→ **Stored data entries**:
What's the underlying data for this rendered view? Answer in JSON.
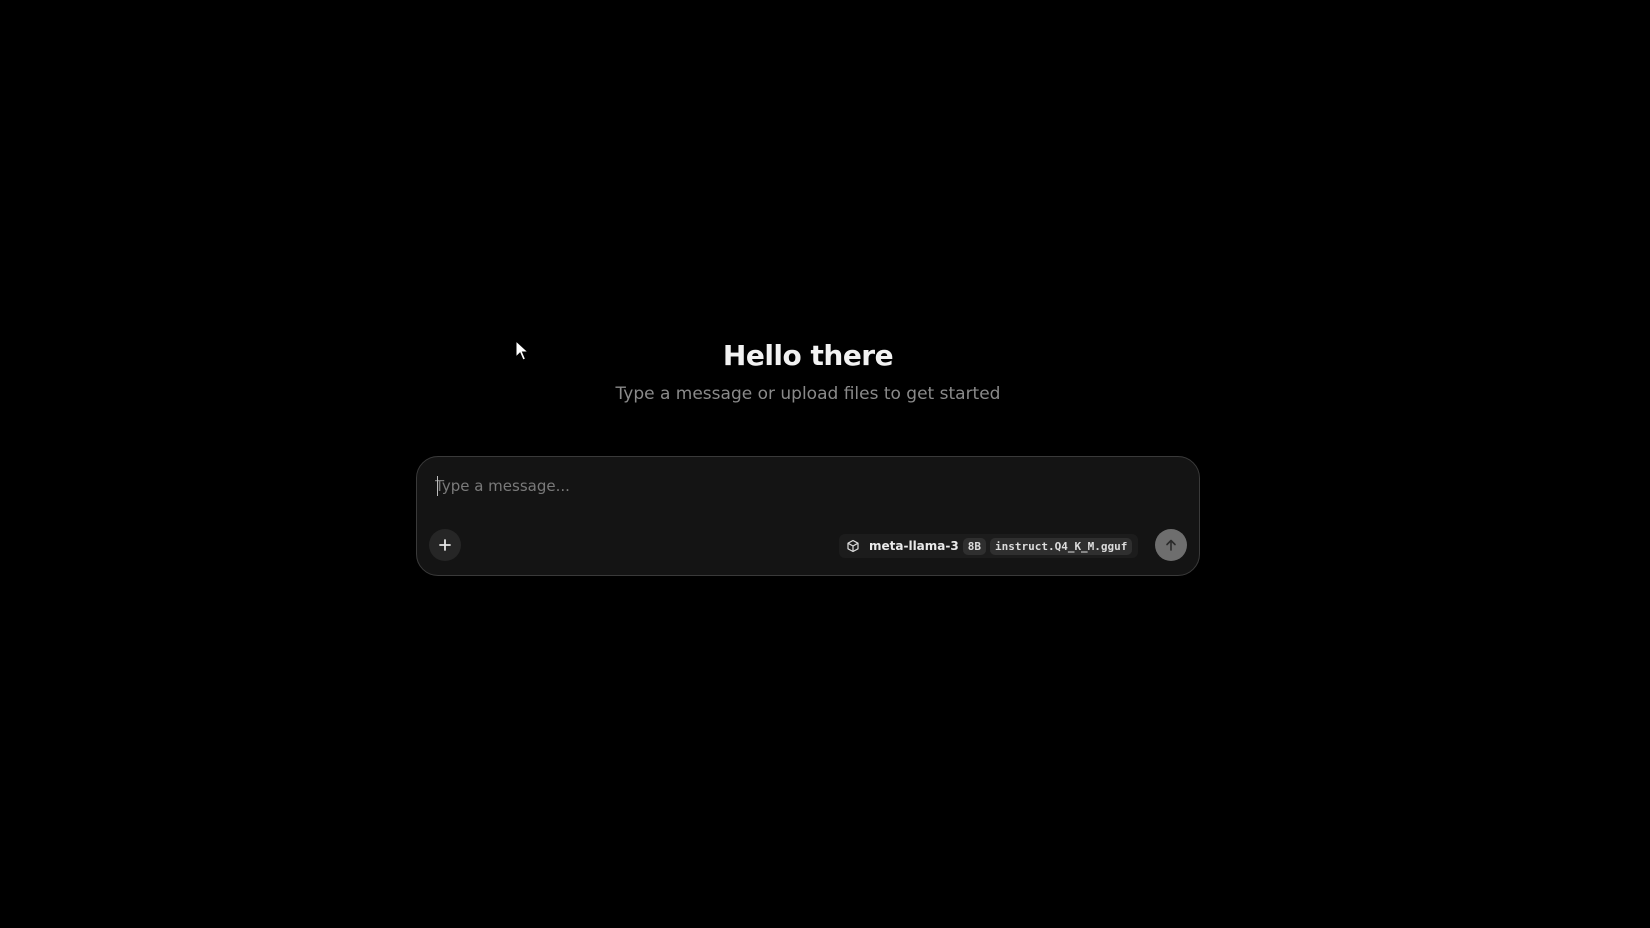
{
  "welcome": {
    "title": "Hello there",
    "subtitle": "Type a message or upload files to get started"
  },
  "composer": {
    "placeholder": "Type a message...",
    "value": "",
    "attach_icon": "plus-icon",
    "send_icon": "arrow-up-icon",
    "model": {
      "icon": "cube-icon",
      "name": "meta-llama-3",
      "size_badge": "8B",
      "file_badge": "instruct.Q4_K_M.gguf"
    }
  },
  "colors": {
    "background": "#000000",
    "composer_bg": "#141414",
    "composer_border": "#3a3a3a",
    "send_button": "#6e6e6e"
  }
}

→ **Stated task**:
All of the material above needs to be restated exactly, with no pictures.

→ **Result below**:
What's the underlying data for this rendered view? Answer in JSON.
{
  "welcome": {
    "title": "Hello there",
    "subtitle": "Type a message or upload files to get started"
  },
  "composer": {
    "placeholder": "Type a message...",
    "value": "",
    "attach_icon": "plus-icon",
    "send_icon": "arrow-up-icon",
    "model": {
      "icon": "cube-icon",
      "name": "meta-llama-3",
      "size_badge": "8B",
      "file_badge": "instruct.Q4_K_M.gguf"
    }
  },
  "colors": {
    "background": "#000000",
    "composer_bg": "#141414",
    "composer_border": "#3a3a3a",
    "send_button": "#6e6e6e"
  }
}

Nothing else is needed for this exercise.